*EXERCISE:* Please reproduce the material below word for word, omitting any pictures.

[begin SUPPLIED MATERIAL]

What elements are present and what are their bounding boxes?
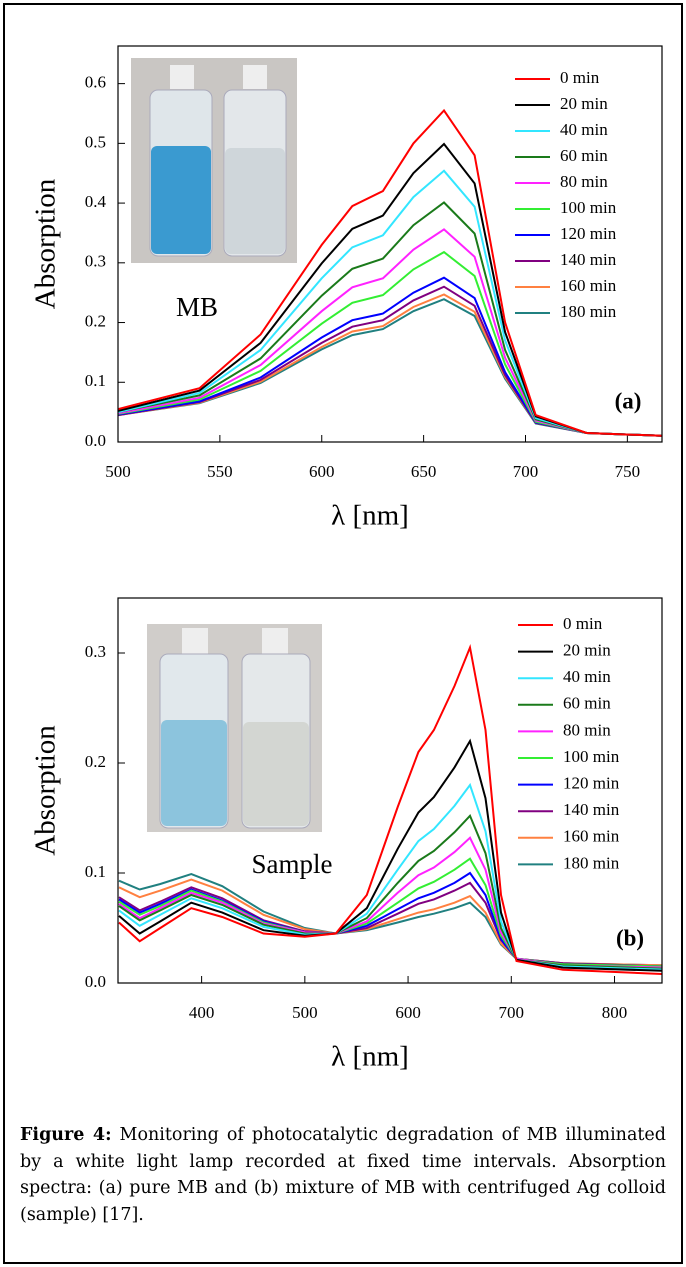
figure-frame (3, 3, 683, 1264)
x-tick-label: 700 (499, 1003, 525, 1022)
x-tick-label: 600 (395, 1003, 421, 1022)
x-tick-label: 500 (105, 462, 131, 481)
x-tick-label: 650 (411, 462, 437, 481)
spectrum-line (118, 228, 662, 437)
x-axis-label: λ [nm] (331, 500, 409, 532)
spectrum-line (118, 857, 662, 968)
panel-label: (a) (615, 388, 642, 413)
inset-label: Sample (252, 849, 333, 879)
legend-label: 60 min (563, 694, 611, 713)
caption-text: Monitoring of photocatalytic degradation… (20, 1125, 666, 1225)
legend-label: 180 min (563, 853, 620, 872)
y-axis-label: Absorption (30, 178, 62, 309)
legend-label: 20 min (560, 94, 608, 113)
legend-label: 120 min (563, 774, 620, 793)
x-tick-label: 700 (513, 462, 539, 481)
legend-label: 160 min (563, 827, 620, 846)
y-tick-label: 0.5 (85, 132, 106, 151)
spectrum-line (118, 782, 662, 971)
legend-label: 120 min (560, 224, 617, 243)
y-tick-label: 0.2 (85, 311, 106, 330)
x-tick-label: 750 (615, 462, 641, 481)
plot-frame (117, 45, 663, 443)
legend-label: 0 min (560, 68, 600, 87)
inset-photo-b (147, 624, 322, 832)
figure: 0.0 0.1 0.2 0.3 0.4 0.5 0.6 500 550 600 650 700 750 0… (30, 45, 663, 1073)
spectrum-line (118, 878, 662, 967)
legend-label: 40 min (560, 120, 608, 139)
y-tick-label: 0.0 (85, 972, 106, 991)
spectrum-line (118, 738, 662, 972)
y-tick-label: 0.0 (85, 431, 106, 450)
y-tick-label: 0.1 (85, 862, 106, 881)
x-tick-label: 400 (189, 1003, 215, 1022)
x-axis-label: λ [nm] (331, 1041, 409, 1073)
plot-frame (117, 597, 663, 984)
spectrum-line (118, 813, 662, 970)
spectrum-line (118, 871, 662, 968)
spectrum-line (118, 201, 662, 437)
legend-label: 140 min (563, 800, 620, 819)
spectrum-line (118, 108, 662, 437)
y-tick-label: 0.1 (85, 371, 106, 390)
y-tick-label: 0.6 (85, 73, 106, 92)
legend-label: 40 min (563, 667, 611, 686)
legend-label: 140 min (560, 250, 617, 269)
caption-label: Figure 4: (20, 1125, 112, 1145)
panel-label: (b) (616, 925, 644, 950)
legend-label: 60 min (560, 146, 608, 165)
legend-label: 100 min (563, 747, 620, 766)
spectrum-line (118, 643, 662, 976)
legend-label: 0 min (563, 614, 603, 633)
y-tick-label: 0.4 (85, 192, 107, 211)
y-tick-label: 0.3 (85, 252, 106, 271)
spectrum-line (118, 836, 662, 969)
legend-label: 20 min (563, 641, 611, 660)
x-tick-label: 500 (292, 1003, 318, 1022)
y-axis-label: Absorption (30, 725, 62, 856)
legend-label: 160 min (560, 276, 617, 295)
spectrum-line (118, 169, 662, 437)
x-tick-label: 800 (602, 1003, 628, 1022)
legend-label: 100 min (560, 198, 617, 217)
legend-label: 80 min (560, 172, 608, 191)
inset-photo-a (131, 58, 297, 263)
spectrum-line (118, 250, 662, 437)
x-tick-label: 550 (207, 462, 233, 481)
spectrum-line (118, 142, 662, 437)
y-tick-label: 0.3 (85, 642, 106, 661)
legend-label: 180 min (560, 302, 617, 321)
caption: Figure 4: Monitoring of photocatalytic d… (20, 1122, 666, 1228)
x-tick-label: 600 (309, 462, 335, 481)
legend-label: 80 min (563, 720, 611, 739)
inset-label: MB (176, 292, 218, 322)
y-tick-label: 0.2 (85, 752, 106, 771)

[end SUPPLIED MATERIAL]

*EXPECTED ANSWER:*
What elements are present and what are their bounding boxes?
figure-frame (3, 3, 683, 1264)
x-tick-label: 700 (499, 1003, 525, 1022)
x-tick-label: 600 (395, 1003, 421, 1022)
x-tick-label: 500 (105, 462, 131, 481)
x-tick-label: 650 (411, 462, 437, 481)
spectrum-line (118, 228, 662, 437)
x-axis-label: λ [nm] (331, 500, 409, 532)
spectrum-line (118, 857, 662, 968)
panel-label: (a) (615, 388, 642, 413)
inset-label: Sample (252, 849, 333, 879)
legend-label: 60 min (563, 694, 611, 713)
caption-text: Monitoring of photocatalytic degradation… (20, 1125, 666, 1225)
legend-label: 180 min (563, 853, 620, 872)
y-axis-label: Absorption (30, 178, 62, 309)
legend-label: 20 min (560, 94, 608, 113)
legend-label: 120 min (563, 774, 620, 793)
x-tick-label: 700 (513, 462, 539, 481)
legend-label: 160 min (563, 827, 620, 846)
y-tick-label: 0.5 (85, 132, 106, 151)
spectrum-line (118, 782, 662, 971)
legend-label: 120 min (560, 224, 617, 243)
y-tick-label: 0.2 (85, 311, 106, 330)
x-tick-label: 750 (615, 462, 641, 481)
plot-frame (117, 45, 663, 443)
legend-label: 0 min (560, 68, 600, 87)
inset-photo-b (147, 624, 322, 832)
figure: 0.0 0.1 0.2 0.3 0.4 0.5 0.6 500 550 600 650 700 750 0… (30, 45, 663, 1073)
spectrum-line (118, 878, 662, 967)
legend-label: 40 min (560, 120, 608, 139)
y-tick-label: 0.0 (85, 972, 106, 991)
spectrum-line (118, 738, 662, 972)
y-tick-label: 0.0 (85, 431, 106, 450)
y-tick-label: 0.1 (85, 862, 106, 881)
x-tick-label: 400 (189, 1003, 215, 1022)
x-axis-label: λ [nm] (331, 1041, 409, 1073)
plot-frame (117, 597, 663, 984)
spectrum-line (118, 813, 662, 970)
spectrum-line (118, 871, 662, 968)
spectrum-line (118, 201, 662, 437)
legend-label: 140 min (563, 800, 620, 819)
spectrum-line (118, 108, 662, 437)
y-tick-label: 0.1 (85, 371, 106, 390)
y-tick-label: 0.6 (85, 73, 106, 92)
legend-label: 40 min (563, 667, 611, 686)
legend-label: 140 min (560, 250, 617, 269)
caption-label: Figure 4: (20, 1125, 112, 1145)
panel-label: (b) (616, 925, 644, 950)
legend-label: 60 min (560, 146, 608, 165)
legend-label: 100 min (563, 747, 620, 766)
spectrum-line (118, 643, 662, 976)
legend-label: 0 min (563, 614, 603, 633)
y-tick-label: 0.4 (85, 192, 107, 211)
y-tick-label: 0.3 (85, 252, 106, 271)
spectrum-line (118, 836, 662, 969)
legend-label: 20 min (563, 641, 611, 660)
x-tick-label: 500 (292, 1003, 318, 1022)
y-axis-label: Absorption (30, 725, 62, 856)
legend-label: 160 min (560, 276, 617, 295)
spectrum-line (118, 169, 662, 437)
x-tick-label: 800 (602, 1003, 628, 1022)
legend-label: 100 min (560, 198, 617, 217)
legend-label: 80 min (560, 172, 608, 191)
inset-photo-a (131, 58, 297, 263)
spectrum-line (118, 250, 662, 437)
x-tick-label: 550 (207, 462, 233, 481)
spectrum-line (118, 142, 662, 437)
y-tick-label: 0.3 (85, 642, 106, 661)
legend-label: 180 min (560, 302, 617, 321)
caption: Figure 4: Monitoring of photocatalytic d… (20, 1122, 666, 1228)
x-tick-label: 600 (309, 462, 335, 481)
legend-label: 80 min (563, 720, 611, 739)
inset-label: MB (176, 292, 218, 322)
y-tick-label: 0.2 (85, 752, 106, 771)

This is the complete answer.